• _Task objective_:
Transcribe the material in full. Nothing should differ except that the pictures are left out.
──────
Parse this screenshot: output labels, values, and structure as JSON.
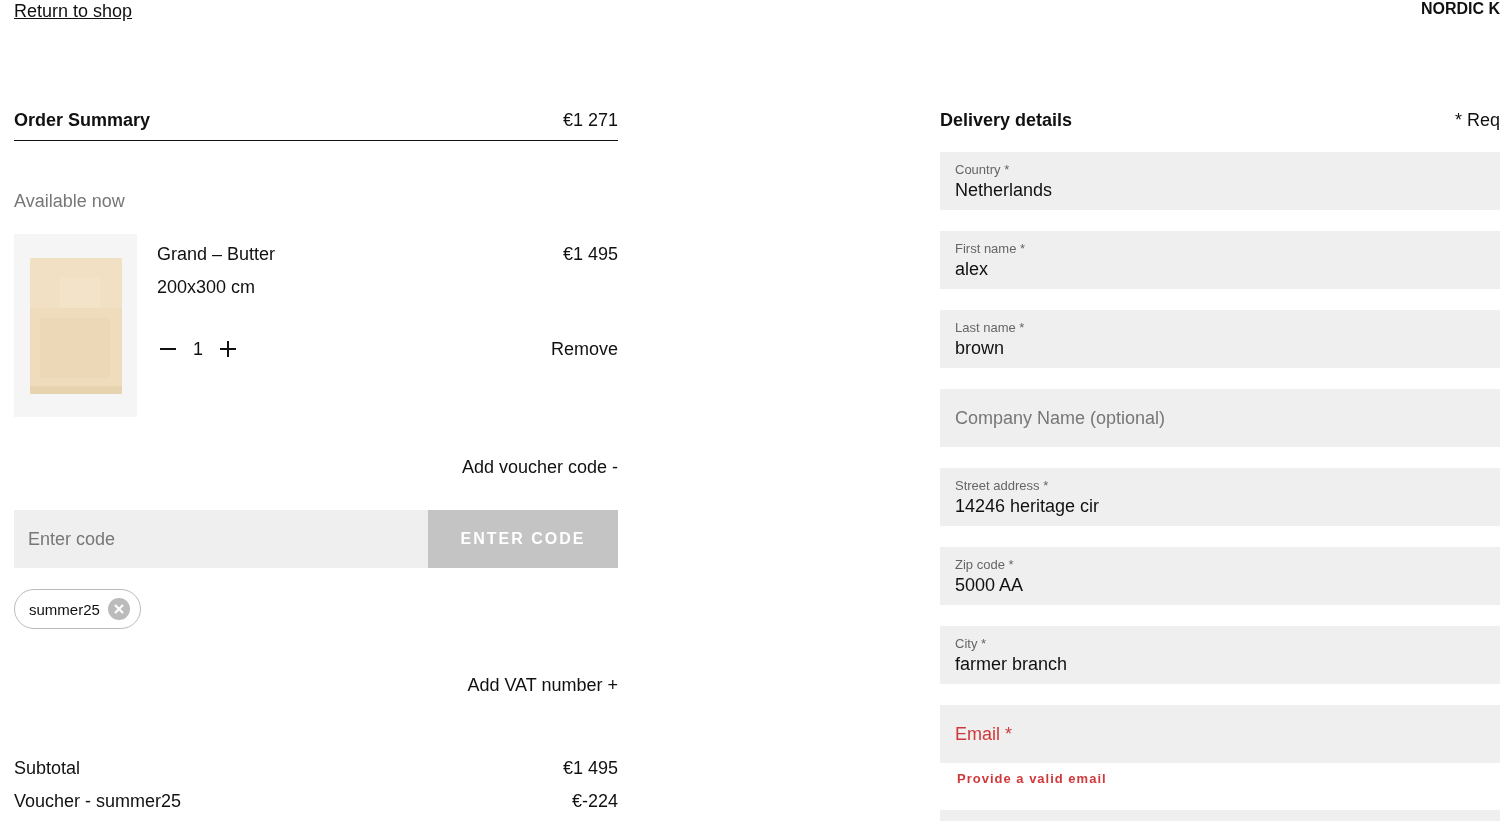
{
  "header": {
    "back_link": "Return to shop",
    "brand": "NORDIC K"
  },
  "order_summary": {
    "title": "Order Summary",
    "total": "€1 271",
    "availability": "Available now",
    "items": [
      {
        "kind": "picture",
        "name": "Grand – Butter",
        "size": "200x300 cm",
        "price": "€1 495",
        "quantity": "1",
        "remove": "Remove"
      }
    ],
    "voucher": {
      "toggle": "Add voucher code -",
      "placeholder": "Enter code",
      "button": "ENTER CODE",
      "button_disabled": true,
      "applied": [
        {
          "code": "summer25"
        }
      ]
    },
    "vat_toggle": "Add VAT number +",
    "totals": [
      {
        "label": "Subtotal",
        "value": "€1 495"
      },
      {
        "label": "Voucher - summer25",
        "value": "€-224"
      }
    ]
  },
  "delivery": {
    "title": "Delivery details",
    "required_note": "* Req",
    "fields": [
      {
        "kind": "filled",
        "label": "Country *",
        "value": "Netherlands"
      },
      {
        "kind": "filled",
        "label": "First name *",
        "value": "alex"
      },
      {
        "kind": "filled",
        "label": "Last name *",
        "value": "brown"
      },
      {
        "kind": "empty",
        "placeholder": "Company Name (optional)"
      },
      {
        "kind": "filled",
        "label": "Street address *",
        "value": "14246 heritage cir"
      },
      {
        "kind": "filled",
        "label": "Zip code *",
        "value": "5000 AA"
      },
      {
        "kind": "filled",
        "label": "City *",
        "value": "farmer branch"
      },
      {
        "kind": "error",
        "placeholder": "Email *",
        "error": "Provide a valid email"
      },
      {
        "kind": "cut"
      }
    ]
  }
}
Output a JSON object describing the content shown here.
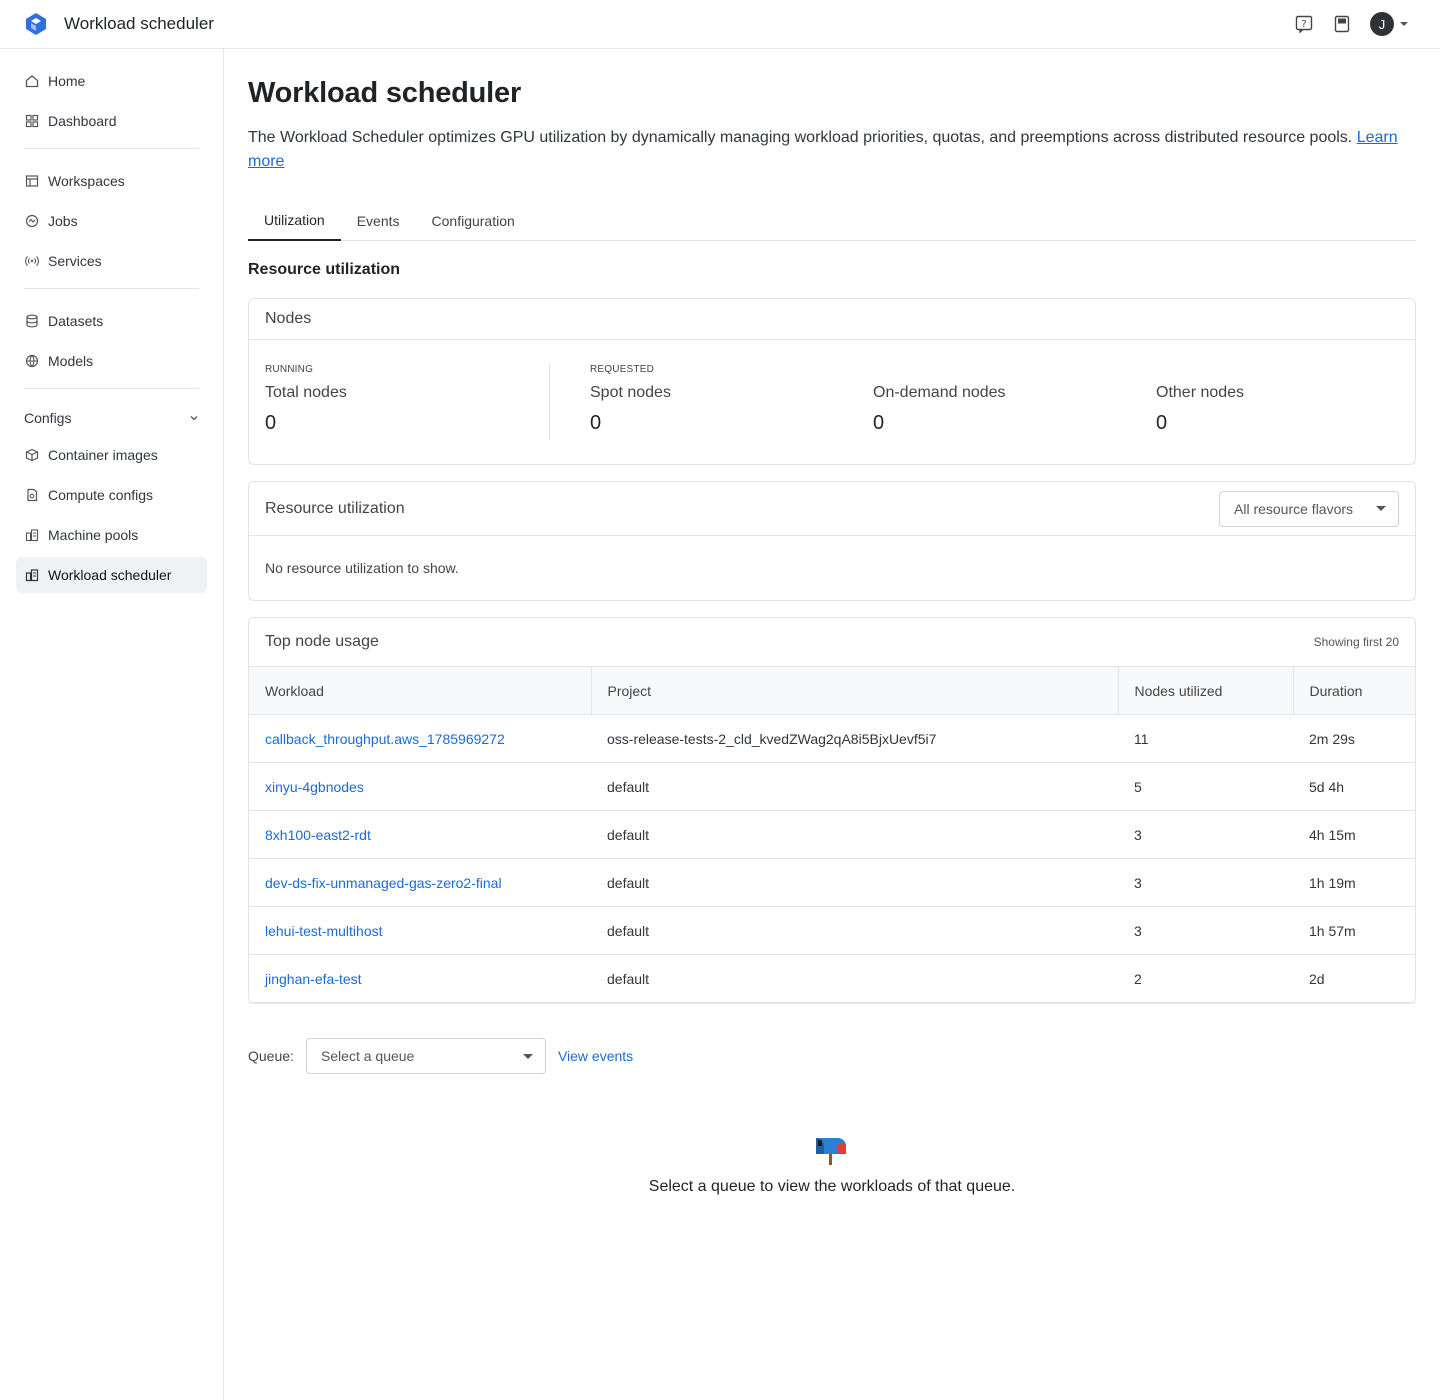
──────
• _Expected output_:
Parse this screenshot: output labels, values, and structure as JSON.
{
  "header": {
    "back_link": "Return to shop",
    "brand": "NORDIC K"
  },
  "order_summary": {
    "title": "Order Summary",
    "total": "€1 271",
    "availability": "Available now",
    "items": [
      {
        "kind": "picture",
        "name": "Grand – Butter",
        "size": "200x300 cm",
        "price": "€1 495",
        "quantity": "1",
        "remove": "Remove"
      }
    ],
    "voucher": {
      "toggle": "Add voucher code -",
      "placeholder": "Enter code",
      "button": "ENTER CODE",
      "button_disabled": true,
      "applied": [
        {
          "code": "summer25"
        }
      ]
    },
    "vat_toggle": "Add VAT number +",
    "totals": [
      {
        "label": "Subtotal",
        "value": "€1 495"
      },
      {
        "label": "Voucher - summer25",
        "value": "€-224"
      }
    ]
  },
  "delivery": {
    "title": "Delivery details",
    "required_note": "* Req",
    "fields": [
      {
        "kind": "filled",
        "label": "Country *",
        "value": "Netherlands"
      },
      {
        "kind": "filled",
        "label": "First name *",
        "value": "alex"
      },
      {
        "kind": "filled",
        "label": "Last name *",
        "value": "brown"
      },
      {
        "kind": "empty",
        "placeholder": "Company Name (optional)"
      },
      {
        "kind": "filled",
        "label": "Street address *",
        "value": "14246 heritage cir"
      },
      {
        "kind": "filled",
        "label": "Zip code *",
        "value": "5000 AA"
      },
      {
        "kind": "filled",
        "label": "City *",
        "value": "farmer branch"
      },
      {
        "kind": "error",
        "placeholder": "Email *",
        "error": "Provide a valid email"
      },
      {
        "kind": "cut"
      }
    ]
  }
}
Output a JSON object describing the content shown here.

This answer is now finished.